▸ Do this: Find every line in the records below that holds the word "screenshot", and copy each one.

Items from a data source
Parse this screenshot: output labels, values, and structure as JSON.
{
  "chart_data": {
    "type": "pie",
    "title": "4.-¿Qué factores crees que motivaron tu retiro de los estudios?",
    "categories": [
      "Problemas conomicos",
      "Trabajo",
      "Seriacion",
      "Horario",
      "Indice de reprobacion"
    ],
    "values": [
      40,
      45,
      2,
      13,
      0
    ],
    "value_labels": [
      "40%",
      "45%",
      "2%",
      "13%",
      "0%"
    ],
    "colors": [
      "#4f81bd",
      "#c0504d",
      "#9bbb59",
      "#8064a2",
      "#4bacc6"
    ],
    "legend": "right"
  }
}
* * *
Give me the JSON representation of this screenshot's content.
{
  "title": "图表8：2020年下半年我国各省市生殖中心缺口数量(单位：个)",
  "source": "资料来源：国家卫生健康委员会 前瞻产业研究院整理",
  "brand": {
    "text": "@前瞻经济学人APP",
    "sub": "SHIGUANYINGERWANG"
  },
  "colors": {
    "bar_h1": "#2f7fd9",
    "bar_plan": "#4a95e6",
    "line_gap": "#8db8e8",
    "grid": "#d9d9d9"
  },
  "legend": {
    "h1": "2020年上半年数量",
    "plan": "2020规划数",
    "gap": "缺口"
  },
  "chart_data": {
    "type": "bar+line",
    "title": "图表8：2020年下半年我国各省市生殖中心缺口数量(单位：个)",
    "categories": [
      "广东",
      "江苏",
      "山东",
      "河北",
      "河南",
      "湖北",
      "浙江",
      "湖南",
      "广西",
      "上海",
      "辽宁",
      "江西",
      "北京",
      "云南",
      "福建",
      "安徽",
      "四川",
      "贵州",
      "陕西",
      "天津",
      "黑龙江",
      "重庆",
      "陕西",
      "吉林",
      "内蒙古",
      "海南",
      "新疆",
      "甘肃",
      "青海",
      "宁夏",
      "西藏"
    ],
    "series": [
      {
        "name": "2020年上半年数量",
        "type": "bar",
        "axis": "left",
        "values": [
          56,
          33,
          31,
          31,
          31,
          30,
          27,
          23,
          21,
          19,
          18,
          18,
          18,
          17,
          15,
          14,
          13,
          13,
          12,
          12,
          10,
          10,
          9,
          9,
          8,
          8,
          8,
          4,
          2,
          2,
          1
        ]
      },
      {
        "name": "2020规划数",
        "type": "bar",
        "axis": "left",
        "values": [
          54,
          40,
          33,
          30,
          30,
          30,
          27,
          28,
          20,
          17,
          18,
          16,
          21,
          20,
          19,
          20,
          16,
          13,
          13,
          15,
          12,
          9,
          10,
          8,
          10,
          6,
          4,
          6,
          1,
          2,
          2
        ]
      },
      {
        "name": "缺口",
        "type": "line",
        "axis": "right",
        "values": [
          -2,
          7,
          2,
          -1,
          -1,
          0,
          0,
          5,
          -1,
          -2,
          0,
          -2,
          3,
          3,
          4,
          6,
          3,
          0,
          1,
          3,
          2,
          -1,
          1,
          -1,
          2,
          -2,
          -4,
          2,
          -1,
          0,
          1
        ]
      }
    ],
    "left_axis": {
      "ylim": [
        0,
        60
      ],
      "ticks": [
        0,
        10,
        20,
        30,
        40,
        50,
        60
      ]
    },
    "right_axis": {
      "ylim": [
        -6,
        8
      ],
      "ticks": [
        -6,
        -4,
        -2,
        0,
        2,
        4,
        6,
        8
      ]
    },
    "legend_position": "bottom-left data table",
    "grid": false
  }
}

▸ Result of the exercise:
Parse this screenshot: output labels, values, and structure as JSON.
Give me the JSON representation of this screenshot's content.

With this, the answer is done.